(Beginning of Exercise text)

Rudberg, PC, Tholander, F, Andberg, M, Thunnissen, MM and Haeggström, JZ (2004) Leukotriene A4 hydrolase: identification of a common carboxylate recognition site for the epoxide hydrolase and aminopeptidase substrates. J. Biol. Chem. 279:27376-82

Abstract

Leukotriene (LT) A(4) hydrolase is a bifunctional zinc metalloenzyme, which converts LTA(4) into the neutrophil chemoattractant LTB(4) and also exhibits an anion-dependent aminopeptidase activity. In the x-ray crystal structure of LTA(4) hydrolase, Arg(563) and Lys(565) are found at the entrance of the active center. Here we report that replacement of Arg(563), but not Lys(565), leads to complete abrogation of the epoxide hydrolase activity. However, mutations of Arg(563) do not seem to affect substrate binding strength, because values of K(i) for LTA(4) are almost identical for wild type and (R563K)LTA(4) hydrolase. These results are supported by the 2.3-A crystal structure of (R563A)LTA(4) hydrolase, which does not reveal structural changes that can explain the complete loss of enzyme function. For the aminopeptidase reaction, mutations of Arg(563) reduce the catalytic activity (V(max) = 0.3-20%), whereas mutations of Lys(565) have limited effect on catalysis (V(max) = 58-108%). However, in (K565A)- and (K565M)LTA(4) hydrolase, i.e. mutants lacking a positive charge, values of the Michaelis constant for alanine-p-nitroanilide increase significantly (K(m) = 480-640%). Together, our data indicate that Arg(563) plays an unexpected, critical role in the epoxide hydrolase reaction, presumably in the positioning of the carboxylate tail to ensure perfect substrate alignment along the catalytic elements of the active site. In the aminopeptidase reaction, Arg(563) and Lys(565) seem to cooperate to provide sufficient binding strength and productive alignment of the substrate. In conclusion, Arg(563) and Lys(565) possess distinct roles as carboxylate recognition sites for two chemically different substrates, each of which is turned over in separate enzymatic reactions catalyzed by LTA(4) hydrolase.

(End of Exercise text)

• To do:
- 1) According to the leukotriene A4 hydrolase abstract, which two residues are found at the entrance of the active center in the x-ray crystal structure?
- 2) Decide whether each statement agrees with the leukotriene A4 hydrolase abstract, answering yes or no and quoting the words of the abstract that settle it. (a) Replacing Lys(565) completely abolishes the epoxide hydrolase activity. (b) The K(i) values for LTA(4) are almost the same for the wild type and the R563K mutant. (c) Mutations of Lys(565) strongly reduce aminopeptidase catalysis.

(Beginning of Study material)

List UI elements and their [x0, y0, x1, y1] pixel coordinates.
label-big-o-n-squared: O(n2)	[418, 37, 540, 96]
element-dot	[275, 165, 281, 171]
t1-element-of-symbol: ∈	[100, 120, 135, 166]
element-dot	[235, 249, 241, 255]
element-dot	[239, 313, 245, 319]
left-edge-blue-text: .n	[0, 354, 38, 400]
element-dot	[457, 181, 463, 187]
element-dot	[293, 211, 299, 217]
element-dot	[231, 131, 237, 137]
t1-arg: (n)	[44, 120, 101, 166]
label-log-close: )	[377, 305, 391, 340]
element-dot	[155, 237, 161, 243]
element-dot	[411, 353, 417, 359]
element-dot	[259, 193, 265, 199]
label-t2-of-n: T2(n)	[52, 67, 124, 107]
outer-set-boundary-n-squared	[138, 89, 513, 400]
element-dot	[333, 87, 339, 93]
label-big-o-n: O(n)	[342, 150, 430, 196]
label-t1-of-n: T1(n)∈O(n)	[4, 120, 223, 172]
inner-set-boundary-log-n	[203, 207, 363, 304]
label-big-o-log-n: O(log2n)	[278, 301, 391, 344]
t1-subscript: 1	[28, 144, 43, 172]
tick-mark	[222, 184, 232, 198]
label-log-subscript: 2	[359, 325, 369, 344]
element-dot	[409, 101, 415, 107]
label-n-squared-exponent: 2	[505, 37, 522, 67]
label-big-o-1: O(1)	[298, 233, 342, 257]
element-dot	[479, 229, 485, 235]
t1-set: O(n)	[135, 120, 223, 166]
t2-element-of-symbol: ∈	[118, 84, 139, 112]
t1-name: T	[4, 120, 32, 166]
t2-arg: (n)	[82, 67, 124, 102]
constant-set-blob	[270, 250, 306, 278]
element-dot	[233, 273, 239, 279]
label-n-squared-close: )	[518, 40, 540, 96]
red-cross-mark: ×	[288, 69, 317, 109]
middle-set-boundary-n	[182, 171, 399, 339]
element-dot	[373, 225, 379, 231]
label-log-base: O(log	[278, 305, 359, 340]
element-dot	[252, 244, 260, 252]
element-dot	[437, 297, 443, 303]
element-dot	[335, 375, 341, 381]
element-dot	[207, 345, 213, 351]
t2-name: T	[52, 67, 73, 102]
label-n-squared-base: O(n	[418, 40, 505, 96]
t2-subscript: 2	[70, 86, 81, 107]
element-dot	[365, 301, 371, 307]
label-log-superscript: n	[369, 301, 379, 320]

(End of Study material)

• Solutions to the problems:
- 1) Arg(563) and Lys(565).

- 2)
(a) No: "replacement of Arg(563), but not Lys(565), leads to complete abrogation of the epoxide hydrolase activity."
(b) Yes: "values of K(i) for LTA(4) are almost identical for wild type and (R563K)LTA(4) hydrolase."
(c) No: "mutations of Lys(565) have limited effect on catalysis."